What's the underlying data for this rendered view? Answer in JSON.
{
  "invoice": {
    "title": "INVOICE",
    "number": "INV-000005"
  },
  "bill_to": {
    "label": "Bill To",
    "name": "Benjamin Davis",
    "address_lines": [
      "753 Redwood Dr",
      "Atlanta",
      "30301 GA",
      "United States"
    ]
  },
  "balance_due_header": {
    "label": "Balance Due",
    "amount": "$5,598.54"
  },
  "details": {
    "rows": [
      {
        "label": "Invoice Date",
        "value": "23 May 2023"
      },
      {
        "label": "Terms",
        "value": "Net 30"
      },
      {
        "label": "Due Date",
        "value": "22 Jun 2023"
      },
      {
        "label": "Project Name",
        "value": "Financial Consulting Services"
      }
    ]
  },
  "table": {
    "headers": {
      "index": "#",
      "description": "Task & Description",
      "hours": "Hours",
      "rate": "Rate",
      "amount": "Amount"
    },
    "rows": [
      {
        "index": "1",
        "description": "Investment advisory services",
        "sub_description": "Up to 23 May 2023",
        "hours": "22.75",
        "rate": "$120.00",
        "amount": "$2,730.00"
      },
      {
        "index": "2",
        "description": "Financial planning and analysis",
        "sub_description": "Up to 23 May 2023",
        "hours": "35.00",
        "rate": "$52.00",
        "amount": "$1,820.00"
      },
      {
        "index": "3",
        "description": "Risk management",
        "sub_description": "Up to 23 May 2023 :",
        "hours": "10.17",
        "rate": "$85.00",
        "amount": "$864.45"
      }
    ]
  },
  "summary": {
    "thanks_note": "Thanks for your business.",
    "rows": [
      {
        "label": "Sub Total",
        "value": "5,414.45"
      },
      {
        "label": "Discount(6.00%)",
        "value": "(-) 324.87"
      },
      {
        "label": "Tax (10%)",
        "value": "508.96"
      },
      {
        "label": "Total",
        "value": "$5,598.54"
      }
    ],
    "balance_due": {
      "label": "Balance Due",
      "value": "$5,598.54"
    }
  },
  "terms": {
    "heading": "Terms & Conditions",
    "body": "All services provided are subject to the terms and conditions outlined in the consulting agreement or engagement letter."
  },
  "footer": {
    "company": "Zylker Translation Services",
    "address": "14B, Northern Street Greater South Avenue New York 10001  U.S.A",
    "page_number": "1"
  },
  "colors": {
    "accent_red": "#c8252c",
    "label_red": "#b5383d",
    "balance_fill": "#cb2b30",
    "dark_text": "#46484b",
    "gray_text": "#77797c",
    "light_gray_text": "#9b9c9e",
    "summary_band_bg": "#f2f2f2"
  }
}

****

• _DO THIS_
Locate the lines above that hold the word "amount". Show every one of them.

• _RESPONSE TO THIS TASK_
    "amount": "$5,598.54"
      "amount": "Amount"
        "amount": "$2,730.00"
        "amount": "$1,820.00"
        "amount": "$864.45"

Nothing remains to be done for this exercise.